• _REQUIRED WORK_
Pick out each line in the material below that contains the word "elements", and copy those lines out in full.

====== MATERIAL SHOWN ======

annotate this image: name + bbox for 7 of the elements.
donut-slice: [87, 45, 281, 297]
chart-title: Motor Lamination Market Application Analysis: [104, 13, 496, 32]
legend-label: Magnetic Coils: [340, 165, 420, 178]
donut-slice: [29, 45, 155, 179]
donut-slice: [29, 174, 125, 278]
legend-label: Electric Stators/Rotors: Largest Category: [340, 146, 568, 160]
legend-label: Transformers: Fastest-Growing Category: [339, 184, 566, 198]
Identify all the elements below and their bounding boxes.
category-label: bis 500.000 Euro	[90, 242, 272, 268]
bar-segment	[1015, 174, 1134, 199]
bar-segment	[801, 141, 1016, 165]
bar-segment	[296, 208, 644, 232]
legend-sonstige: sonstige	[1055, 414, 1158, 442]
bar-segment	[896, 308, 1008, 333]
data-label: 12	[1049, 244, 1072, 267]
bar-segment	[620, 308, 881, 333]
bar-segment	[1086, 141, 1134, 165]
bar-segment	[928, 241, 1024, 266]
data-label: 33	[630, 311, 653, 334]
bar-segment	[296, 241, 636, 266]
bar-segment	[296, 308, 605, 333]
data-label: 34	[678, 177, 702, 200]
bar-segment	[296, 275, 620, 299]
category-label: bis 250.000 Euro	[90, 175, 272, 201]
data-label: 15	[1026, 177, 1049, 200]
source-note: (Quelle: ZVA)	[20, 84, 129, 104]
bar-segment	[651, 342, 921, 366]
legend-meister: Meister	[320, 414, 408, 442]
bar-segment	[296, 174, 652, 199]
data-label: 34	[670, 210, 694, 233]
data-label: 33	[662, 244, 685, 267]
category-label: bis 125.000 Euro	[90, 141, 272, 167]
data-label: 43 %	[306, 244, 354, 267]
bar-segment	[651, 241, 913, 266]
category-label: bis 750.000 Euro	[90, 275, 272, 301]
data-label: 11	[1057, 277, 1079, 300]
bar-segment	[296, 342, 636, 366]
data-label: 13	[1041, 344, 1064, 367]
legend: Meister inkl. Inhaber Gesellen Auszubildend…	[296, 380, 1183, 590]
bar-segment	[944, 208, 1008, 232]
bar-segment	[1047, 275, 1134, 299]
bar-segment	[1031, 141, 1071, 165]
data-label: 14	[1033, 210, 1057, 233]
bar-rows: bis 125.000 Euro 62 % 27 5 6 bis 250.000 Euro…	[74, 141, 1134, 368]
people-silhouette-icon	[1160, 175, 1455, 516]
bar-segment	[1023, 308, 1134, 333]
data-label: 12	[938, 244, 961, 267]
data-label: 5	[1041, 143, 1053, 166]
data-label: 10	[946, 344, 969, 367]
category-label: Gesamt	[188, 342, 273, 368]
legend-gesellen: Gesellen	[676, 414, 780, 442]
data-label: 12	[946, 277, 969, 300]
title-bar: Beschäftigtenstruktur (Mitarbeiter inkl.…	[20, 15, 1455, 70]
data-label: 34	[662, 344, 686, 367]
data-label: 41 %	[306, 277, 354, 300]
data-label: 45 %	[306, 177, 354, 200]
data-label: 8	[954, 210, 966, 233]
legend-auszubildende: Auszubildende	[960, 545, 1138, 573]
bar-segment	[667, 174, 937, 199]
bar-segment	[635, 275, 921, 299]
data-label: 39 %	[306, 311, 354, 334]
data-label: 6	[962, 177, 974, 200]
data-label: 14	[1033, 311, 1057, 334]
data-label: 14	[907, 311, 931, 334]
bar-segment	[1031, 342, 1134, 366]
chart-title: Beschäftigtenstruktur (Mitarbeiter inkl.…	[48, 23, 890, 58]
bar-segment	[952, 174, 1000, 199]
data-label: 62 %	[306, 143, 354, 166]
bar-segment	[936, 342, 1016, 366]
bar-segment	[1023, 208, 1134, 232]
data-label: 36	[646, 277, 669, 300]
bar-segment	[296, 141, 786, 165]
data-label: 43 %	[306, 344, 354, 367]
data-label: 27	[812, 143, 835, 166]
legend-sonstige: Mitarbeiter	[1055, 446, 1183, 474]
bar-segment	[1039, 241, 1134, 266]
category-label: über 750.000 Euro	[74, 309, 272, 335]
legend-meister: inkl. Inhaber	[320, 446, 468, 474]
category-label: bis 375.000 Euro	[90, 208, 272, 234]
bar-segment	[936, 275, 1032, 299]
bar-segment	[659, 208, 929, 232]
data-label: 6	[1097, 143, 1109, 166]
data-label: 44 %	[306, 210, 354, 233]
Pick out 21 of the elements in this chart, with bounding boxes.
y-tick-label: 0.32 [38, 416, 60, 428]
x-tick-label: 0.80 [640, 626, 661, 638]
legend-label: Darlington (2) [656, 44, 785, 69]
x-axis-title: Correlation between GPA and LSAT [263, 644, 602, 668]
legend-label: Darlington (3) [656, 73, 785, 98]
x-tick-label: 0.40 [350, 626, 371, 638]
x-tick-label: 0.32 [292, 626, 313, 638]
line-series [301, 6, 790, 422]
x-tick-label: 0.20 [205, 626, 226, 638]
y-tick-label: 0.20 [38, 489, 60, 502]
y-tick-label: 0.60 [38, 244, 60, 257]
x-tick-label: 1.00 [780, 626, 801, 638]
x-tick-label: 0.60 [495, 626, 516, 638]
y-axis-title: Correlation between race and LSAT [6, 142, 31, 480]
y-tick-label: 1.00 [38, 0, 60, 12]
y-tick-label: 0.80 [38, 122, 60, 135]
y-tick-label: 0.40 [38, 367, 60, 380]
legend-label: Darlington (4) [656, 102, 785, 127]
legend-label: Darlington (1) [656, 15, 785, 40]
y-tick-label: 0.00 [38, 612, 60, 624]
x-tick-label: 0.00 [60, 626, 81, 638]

======

• _RESULT BELOW_
annotate this image: name + bbox for 7 of the elements.
Identify all the elements below and their bounding boxes.
Pick out 21 of the elements in this chart, with bounding boxes.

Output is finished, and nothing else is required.